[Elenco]
- - - -

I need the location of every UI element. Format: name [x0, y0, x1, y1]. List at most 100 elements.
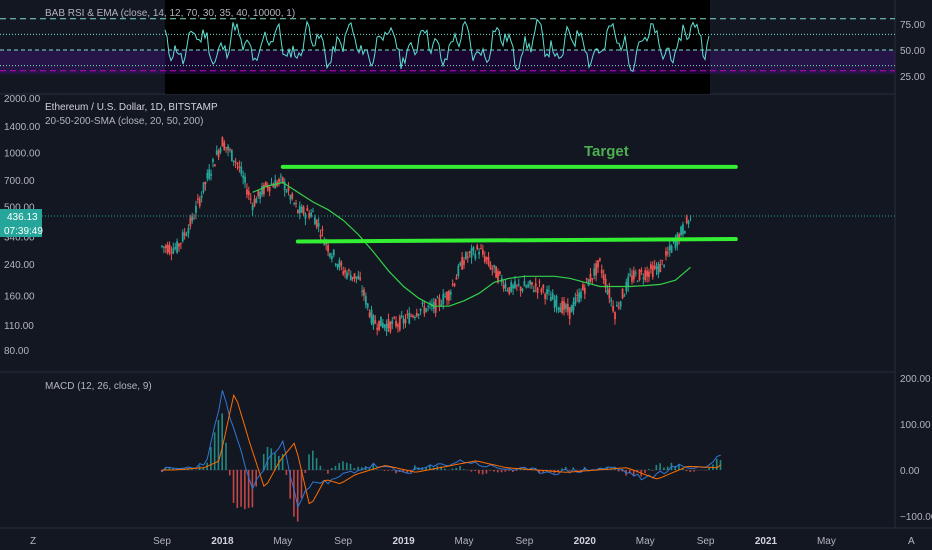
price-tick-label: 700.00 [4, 176, 35, 187]
candle-body [355, 276, 358, 279]
candle-body [189, 217, 192, 227]
price-tick-label: 160.00 [4, 292, 35, 303]
macd-histogram-bar [266, 446, 269, 470]
macd-histogram-bar [255, 470, 257, 487]
candle-body [261, 186, 263, 195]
candle-body [242, 175, 245, 179]
candle-body [421, 302, 424, 304]
macd-histogram-bar [345, 462, 348, 470]
candle-body [202, 182, 205, 192]
candle-body [436, 297, 439, 299]
candle-body [472, 247, 475, 251]
candle-body [568, 307, 571, 319]
candle-body [463, 260, 465, 265]
rsi-panel[interactable]: BAB RSI & EMA (close, 14, 12, 70, 30, 35… [0, 0, 925, 94]
candle-body [230, 149, 233, 162]
candle-body [346, 272, 348, 279]
a-button[interactable]: A [908, 536, 915, 547]
candle-body [449, 291, 452, 295]
candle-body [529, 280, 531, 285]
macd-histogram-bar [481, 470, 484, 475]
candle-body [304, 214, 307, 219]
price-panel[interactable]: Ethereum / U.S. Dollar, 1D, BITSTAMP 20-… [0, 94, 895, 357]
macd-histogram-bar [402, 470, 405, 473]
macd-histogram-bar [247, 470, 250, 508]
macd-histogram-bar [293, 470, 295, 517]
candle-body [278, 178, 280, 183]
macd-tick-label: 0.00 [900, 466, 920, 477]
macd-histogram-bar [681, 468, 684, 470]
x-tick-label: 2018 [211, 536, 234, 547]
candle-body [440, 304, 443, 307]
candle-body [427, 305, 430, 307]
candle-body [206, 172, 209, 179]
macd-histogram-bar [485, 470, 488, 474]
candle-body [565, 304, 567, 309]
candle-body [608, 288, 611, 299]
macd-histogram-bar [304, 470, 307, 474]
candle-body [655, 266, 658, 270]
candle-body [221, 137, 224, 147]
candle-body [629, 273, 631, 276]
sma-subtitle: 20-50-200-SMA (close, 20, 50, 200) [45, 116, 203, 127]
candle-body [459, 262, 462, 266]
candle-body [347, 269, 350, 271]
candle-body [538, 281, 541, 283]
candle-body [600, 269, 603, 274]
macd-histogram-bar [666, 466, 669, 470]
candle-body [506, 290, 509, 292]
price-tick-label: 80.00 [4, 346, 29, 357]
candle-body [330, 256, 333, 260]
z-button[interactable]: Z [30, 536, 36, 547]
time-axis[interactable]: Sep 2018 May Sep 2019 May Sep 2020 May Sep 2021 May [153, 536, 836, 547]
candle-body [264, 181, 267, 187]
rsi-tick-label: 75.00 [900, 20, 925, 31]
candle-body [266, 185, 269, 189]
x-tick-label: May [273, 536, 292, 547]
candle-body [395, 320, 397, 327]
candle-body [425, 308, 428, 312]
candle-body [234, 161, 237, 163]
candle-body [168, 244, 171, 253]
candle-body [319, 234, 322, 238]
macd-panel[interactable]: MACD (12, 26, close, 9) 200.00 100.00 0.00… [45, 374, 932, 523]
macd-title: MACD (12, 26, close, 9) [45, 381, 152, 392]
macd-tick-label: −100.00 [900, 512, 932, 523]
candle-body [623, 295, 626, 297]
candle-body [315, 219, 318, 228]
macd-histogram-bar [678, 464, 680, 470]
target-annotation: Target [584, 143, 629, 160]
candle-body [249, 198, 252, 200]
macd-histogram-bar [500, 470, 503, 473]
support-line[interactable] [295, 237, 738, 244]
candle-body [515, 284, 518, 286]
candle-body [661, 260, 664, 262]
macd-histogram-bar [338, 463, 341, 470]
candle-body [597, 260, 599, 268]
macd-histogram-bar [289, 470, 291, 499]
candle-body [619, 301, 622, 307]
candle-body [674, 239, 677, 248]
candle-body [208, 169, 211, 179]
candle-body [451, 284, 454, 286]
macd-histogram-bar [315, 458, 318, 470]
candle-body [444, 296, 447, 298]
macd-histogram-bar [361, 467, 363, 470]
candle-body [665, 251, 667, 256]
macd-histogram-bar [164, 467, 167, 470]
candle-body [531, 281, 533, 286]
macd-histogram-bar [617, 470, 620, 472]
x-tick-label: Sep [334, 536, 352, 547]
x-tick-label: 2020 [574, 536, 597, 547]
candle-body [372, 315, 375, 326]
candle-body [310, 212, 313, 217]
candle-body [225, 147, 228, 149]
candle-body [442, 293, 445, 305]
candle-body [534, 283, 537, 287]
macd-line [161, 390, 721, 509]
candle-body [389, 321, 392, 332]
candle-body [280, 175, 282, 177]
candle-body [455, 277, 458, 280]
candle-body [549, 297, 552, 302]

- - - -

§ **Dettagli attività**
Riscrivi come tabella Markdown il tratto dell'elenco che va dalla riga contenente "price-tick-label: 700.00 [4, 176, 35, 187]" fino a quella contenente "candle-body [463, 260, 465, 265]", estremi inclusi, con le colonne "Numero" e "Riga" e senza righe vuote.

§ **Risultato**
| Numero | Riga |
|---|---|
| 1 | price-tick-label: 700.00 [4, 176, 35, 187] |
| 2 | candle-body [355, 276, 358, 279] |
| 3 | candle-body [189, 217, 192, 227] |
| 4 | price-tick-label: 160.00 [4, 292, 35, 303] |
| 5 | macd-histogram-bar [266, 446, 269, 470] |
| 6 | macd-histogram-bar [255, 470, 257, 487] |
| 7 | candle-body [261, 186, 263, 195] |
| 8 | candle-body [242, 175, 245, 179] |
| 9 | candle-body [421, 302, 424, 304] |
| 10 | macd-histogram-bar [345, 462, 348, 470] |
| 11 | candle-body [202, 182, 205, 192] |
| 12 | candle-body [436, 297, 439, 299] |
| 13 | candle-body [472, 247, 475, 251] |
| 14 | candle-body [568, 307, 571, 319] |
| 15 | candle-body [463, 260, 465, 265] |